[Do this]
In the records below, find the line holding "What text is on this page?"; copy it and every line after it to the end, omitting all images.

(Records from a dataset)

┄┄┄┄┄┄┄┄┄┄┄┄┄┄┄┄┄┄┄┄

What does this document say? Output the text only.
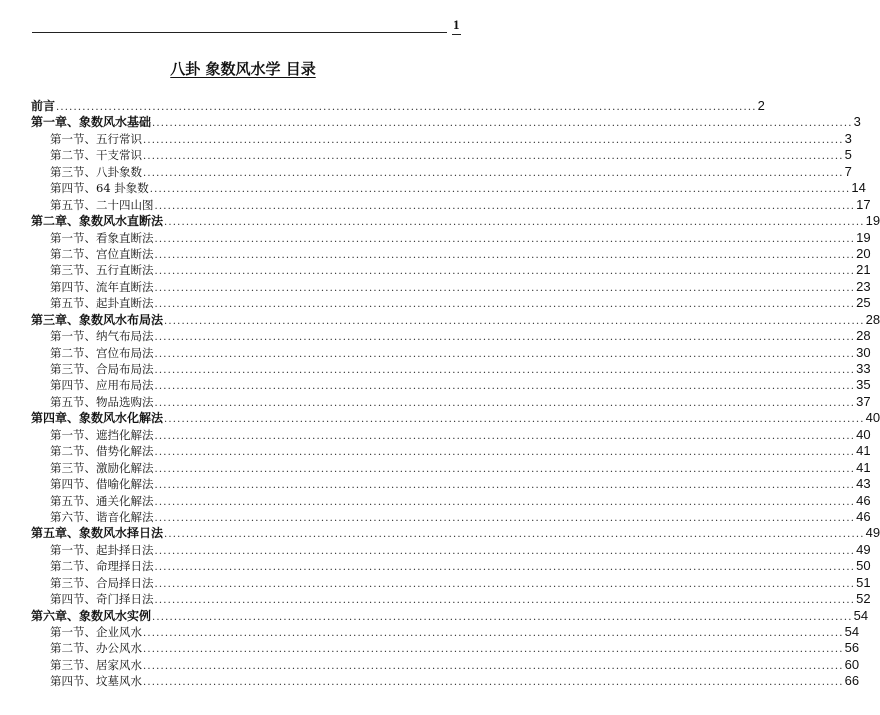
1
八卦 象数风水学 目录
前言 ................................................................................................................................................................ 2
第一章、象数风水基础 ................................................................................................................................................................ 3
第一节、五行常识 ................................................................................................................................................................ 3
第二节、干支常识 ................................................................................................................................................................ 5
第三节、八卦象数 ................................................................................................................................................................ 7
第四节、64 卦象数 ................................................................................................................................................................ 14
第五节、二十四山图 ................................................................................................................................................................ 17
第二章、象数风水直断法 ................................................................................................................................................................ 19
第一节、看象直断法 ................................................................................................................................................................ 19
第二节、宫位直断法 ................................................................................................................................................................ 20
第三节、五行直断法 ................................................................................................................................................................ 21
第四节、流年直断法 ................................................................................................................................................................ 23
第五节、起卦直断法 ................................................................................................................................................................ 25
第三章、象数风水布局法 ................................................................................................................................................................ 28
第一节、纳气布局法 ................................................................................................................................................................ 28
第二节、宫位布局法 ................................................................................................................................................................ 30
第三节、合局布局法 ................................................................................................................................................................ 33
第四节、应用布局法 ................................................................................................................................................................ 35
第五节、物品选购法 ................................................................................................................................................................ 37
第四章、象数风水化解法 ................................................................................................................................................................ 40
第一节、遮挡化解法 ................................................................................................................................................................ 40
第二节、借势化解法 ................................................................................................................................................................ 41
第三节、激励化解法 ................................................................................................................................................................ 41
第四节、借喻化解法 ................................................................................................................................................................ 43
第五节、通关化解法 ................................................................................................................................................................ 46
第六节、谐音化解法 ................................................................................................................................................................ 46
第五章、象数风水择日法 ................................................................................................................................................................ 49
第一节、起卦择日法 ................................................................................................................................................................ 49
第二节、命理择日法 ................................................................................................................................................................ 50
第三节、合局择日法 ................................................................................................................................................................ 51
第四节、奇门择日法 ................................................................................................................................................................ 52
第六章、象数风水实例 ................................................................................................................................................................ 54
第一节、企业风水 ................................................................................................................................................................ 54
第二节、办公风水 ................................................................................................................................................................ 56
第三节、居家风水 ................................................................................................................................................................ 60
第四节、坟墓风水 ................................................................................................................................................................ 66
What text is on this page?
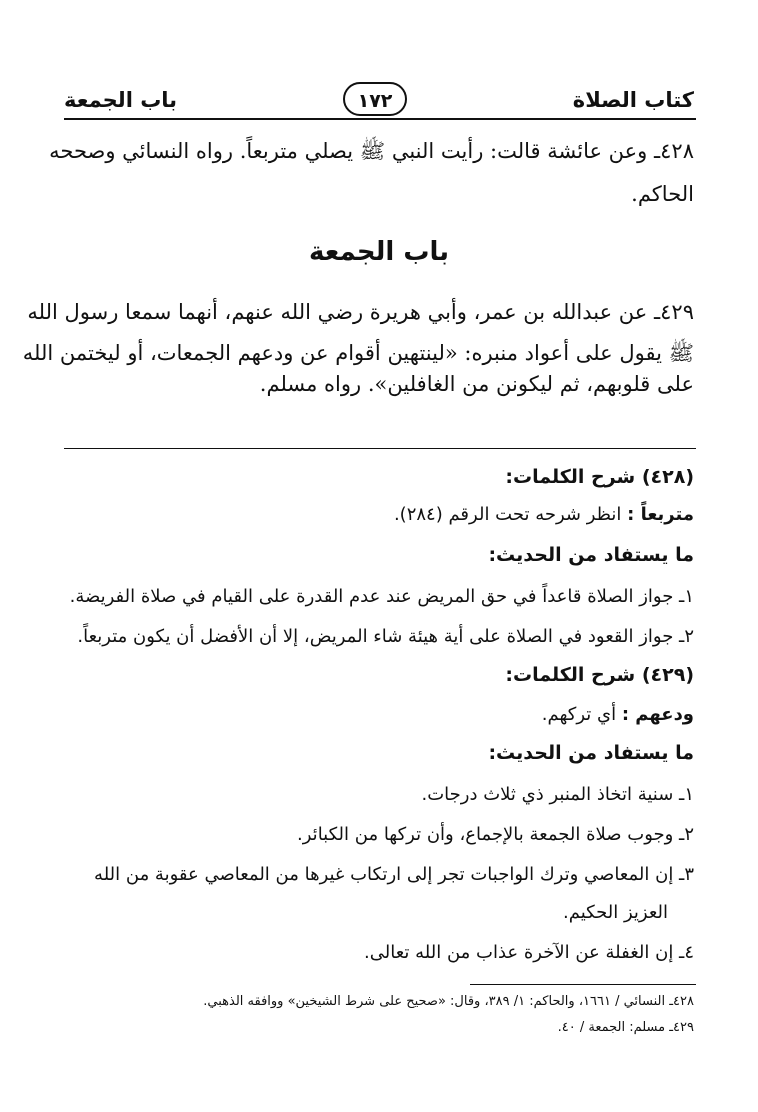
كتاب الصلاة
١٧٢
باب الجمعة
٤٢٨ـ وعن عائشة قالت: رأيت النبي ﷺ يصلي متربعاً. رواه النسائي وصححه
الحاكم.
باب الجمعة
٤٢٩ـ عن عبدالله بن عمر، وأبي هريرة رضي الله عنهم، أنهما سمعا رسول الله
ﷺ يقول على أعواد منبره: «لينتهين أقوام عن ودعهم الجمعات، أو ليختمن الله
على قلوبهم، ثم ليكونن من الغافلين». رواه مسلم.
(٤٢٨) شرح الكلمات:
متربعاً : انظر شرحه تحت الرقم (٢٨٤).
ما يستفاد من الحديث:
١ـ جواز الصلاة قاعداً في حق المريض عند عدم القدرة على القيام في صلاة الفريضة.
٢ـ جواز القعود في الصلاة على أية هيئة شاء المريض، إلا أن الأفضل أن يكون متربعاً.
(٤٢٩) شرح الكلمات:
ودعهم : أي تركهم.
ما يستفاد من الحديث:
١ـ سنية اتخاذ المنبر ذي ثلاث درجات.
٢ـ وجوب صلاة الجمعة بالإجماع، وأن تركها من الكبائر.
٣ـ إن المعاصي وترك الواجبات تجر إلى ارتكاب غيرها من المعاصي عقوبة من الله
العزيز الحكيم.
٤ـ إن الغفلة عن الآخرة عذاب من الله تعالى.
٤٢٨ـ النسائي / ١٦٦١، والحاكم: ١/ ٣٨٩، وقال: «صحيح على شرط الشيخين» ووافقه الذهبي.
٤٢٩ـ مسلم: الجمعة / ٤٠.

┄┄┄┄┄┄┄┄┄┄┄┄┄┄┄┄┄┄┄┄

[Exercise output]
What text is on this page?
كتاب الصلاة
١٧٢
باب الجمعة
٤٢٨ـ وعن عائشة قالت: رأيت النبي ﷺ يصلي متربعاً. رواه النسائي وصححه
الحاكم.
باب الجمعة
٤٢٩ـ عن عبدالله بن عمر، وأبي هريرة رضي الله عنهم، أنهما سمعا رسول الله
ﷺ يقول على أعواد منبره: «لينتهين أقوام عن ودعهم الجمعات، أو ليختمن الله
على قلوبهم، ثم ليكونن من الغافلين». رواه مسلم.
(٤٢٨) شرح الكلمات:
متربعاً : انظر شرحه تحت الرقم (٢٨٤).
ما يستفاد من الحديث:
١ـ جواز الصلاة قاعداً في حق المريض عند عدم القدرة على القيام في صلاة الفريضة.
٢ـ جواز القعود في الصلاة على أية هيئة شاء المريض، إلا أن الأفضل أن يكون متربعاً.
(٤٢٩) شرح الكلمات:
ودعهم : أي تركهم.
ما يستفاد من الحديث:
١ـ سنية اتخاذ المنبر ذي ثلاث درجات.
٢ـ وجوب صلاة الجمعة بالإجماع، وأن تركها من الكبائر.
٣ـ إن المعاصي وترك الواجبات تجر إلى ارتكاب غيرها من المعاصي عقوبة من الله
العزيز الحكيم.
٤ـ إن الغفلة عن الآخرة عذاب من الله تعالى.
٤٢٨ـ النسائي / ١٦٦١، والحاكم: ١/ ٣٨٩، وقال: «صحيح على شرط الشيخين» ووافقه الذهبي.
٤٢٩ـ مسلم: الجمعة / ٤٠.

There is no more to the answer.